Stored records:
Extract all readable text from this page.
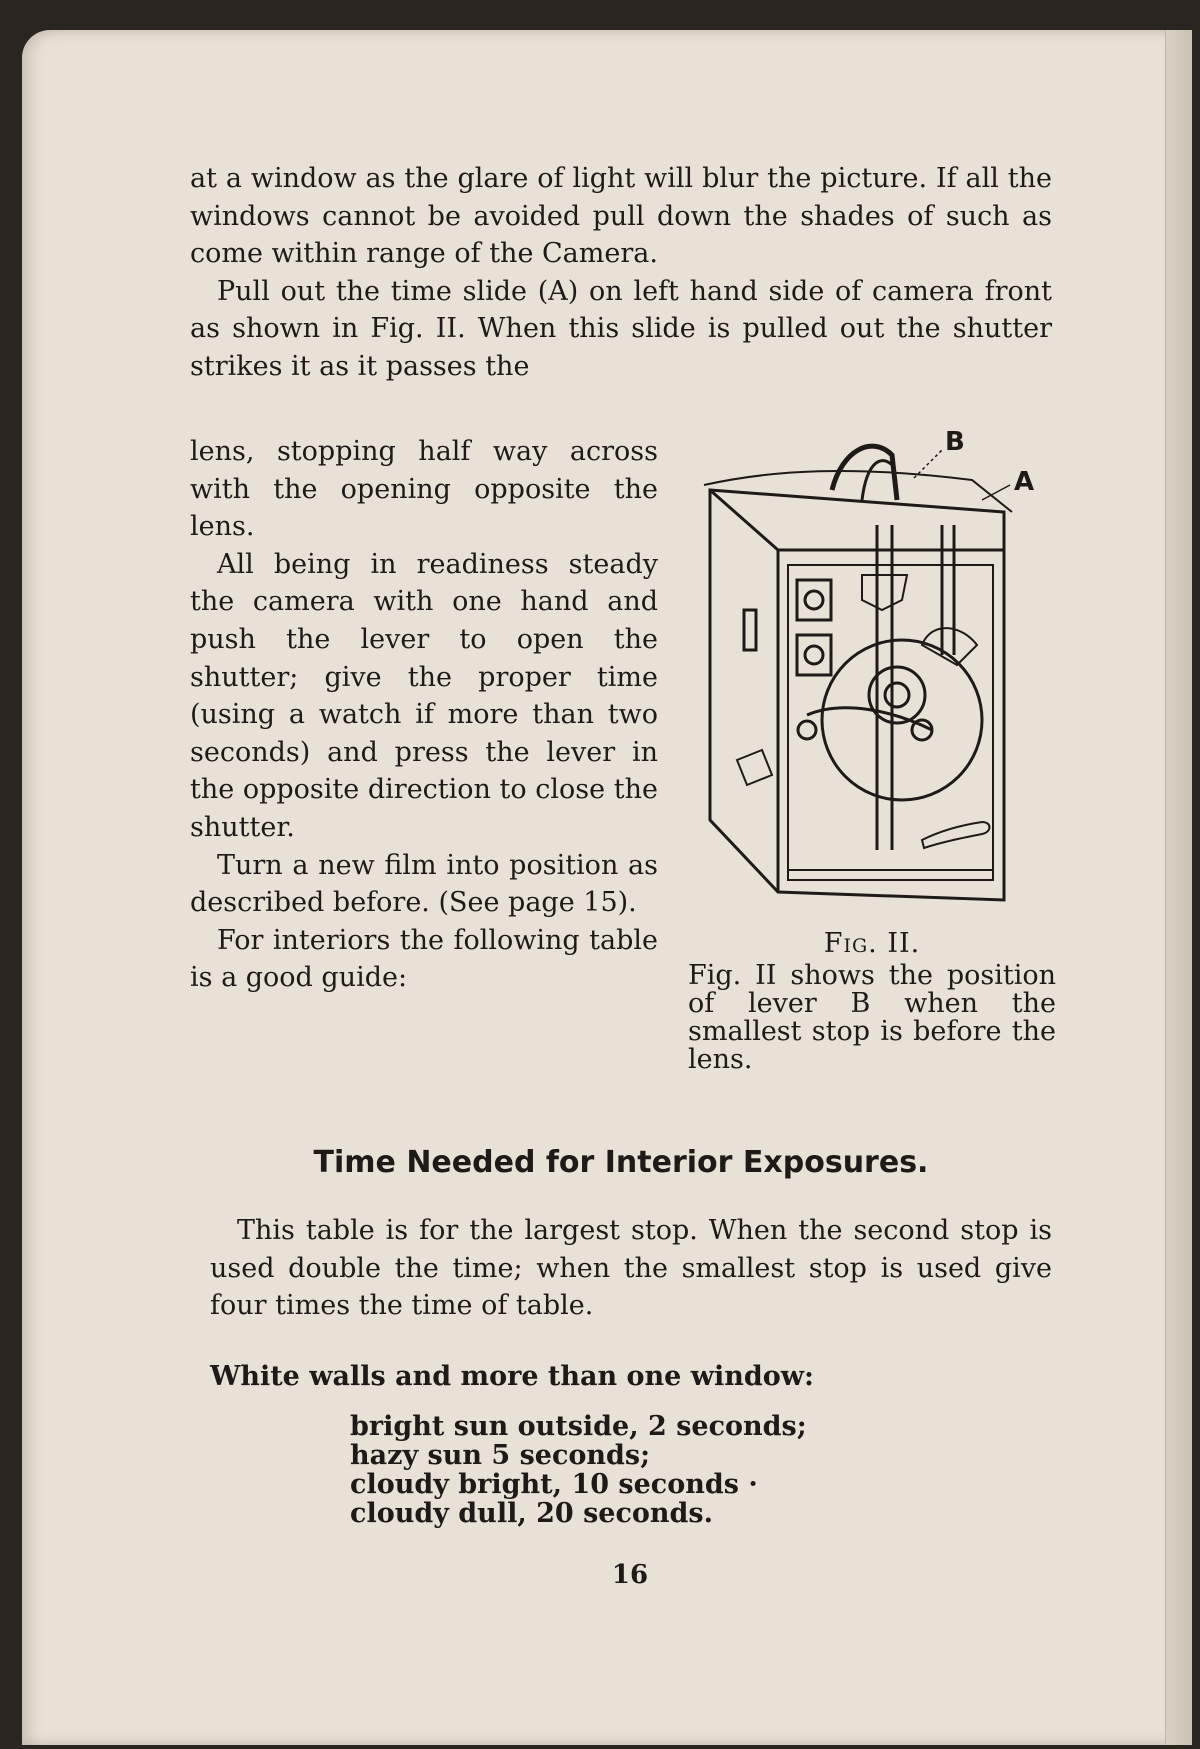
at a window as the glare of light will blur the picture. If all the windows cannot be avoided pull down the shades of such as come within range of the Camera.

Pull out the time slide (A) on left hand side of camera front as shown in Fig. II. When this slide is pulled out the shutter strikes it as it passes the

lens, stopping half way across with the opening opposite the lens.

All being in readiness steady the camera with one hand and push the lever to open the shutter; give the proper time (using a watch if more than two seconds) and press the lever in the opposite direction to close the shutter.

Turn a new film into position as described before. (See page 15).

For interiors the following table is a good guide:

B
A
Fig. II.
Fig. II shows the position of lever B when the smallest stop is before the lens.
Time Needed for Interior Exposures.

This table is for the largest stop. When the second stop is used double the time; when the smallest stop is used give four times the time of table.

White walls and more than one window:
bright sun outside, 2 seconds;
hazy sun 5 seconds;
cloudy bright, 10 seconds ·
cloudy dull, 20 seconds.
16
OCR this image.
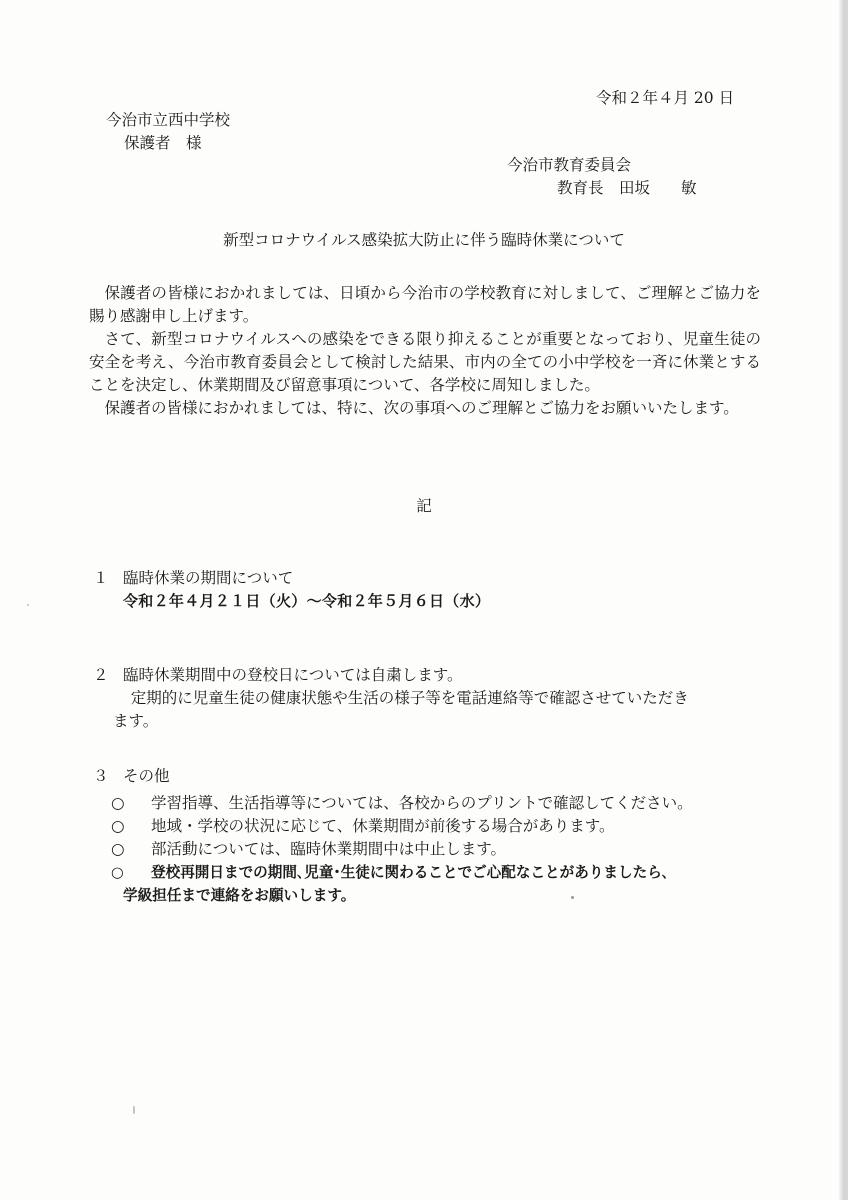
令和２年４月 20 日
今治市立西中学校
保護者　様
今治市教育委員会
教育長　田坂　　敏
新型コロナウイルス感染拡大防止に伴う臨時休業について

保護者の皆様におかれましては、日頃から今治市の学校教育に対しまして、ご理解とご協力を賜り感謝申し上げます。

さて、新型コロナウイルスへの感染をできる限り抑えることが重要となっており、児童生徒の安全を考え、今治市教育委員会として検討した結果、市内の全ての小中学校を一斉に休業とすることを決定し、休業期間及び留意事項について、各学校に周知しました。

保護者の皆様におかれましては、特に、次の事項へのご理解とご協力をお願いいたします。

記
１ 臨時休業の期間について
令和２年４月２１日（火）～令和２年５月６日（水）
２ 臨時休業期間中の登校日については自粛します。
定期的に児童生徒の健康状態や生活の様子等を電話連絡等で確認させていただき
ます。
３ その他
○	学習指導、生活指導等については、各校からのプリントで確認してください。
○	地域・学校の状況に応じて、休業期間が前後する場合があります。
○	部活動については、臨時休業期間中は中止します。
○	登校再開日までの期間､児童･生徒に関わることでご心配なことがありましたら､
学級担任まで連絡をお願いします。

■ Directive: Report every line in the data above in which the word "than" appears.

■ Task answer:
All being in readiness steady the camera with one hand and push the lever to open the shutter; give the proper time (using a watch if more than two seconds) and press the lever in the opposite direction to close the shutter.
White walls and more than one window:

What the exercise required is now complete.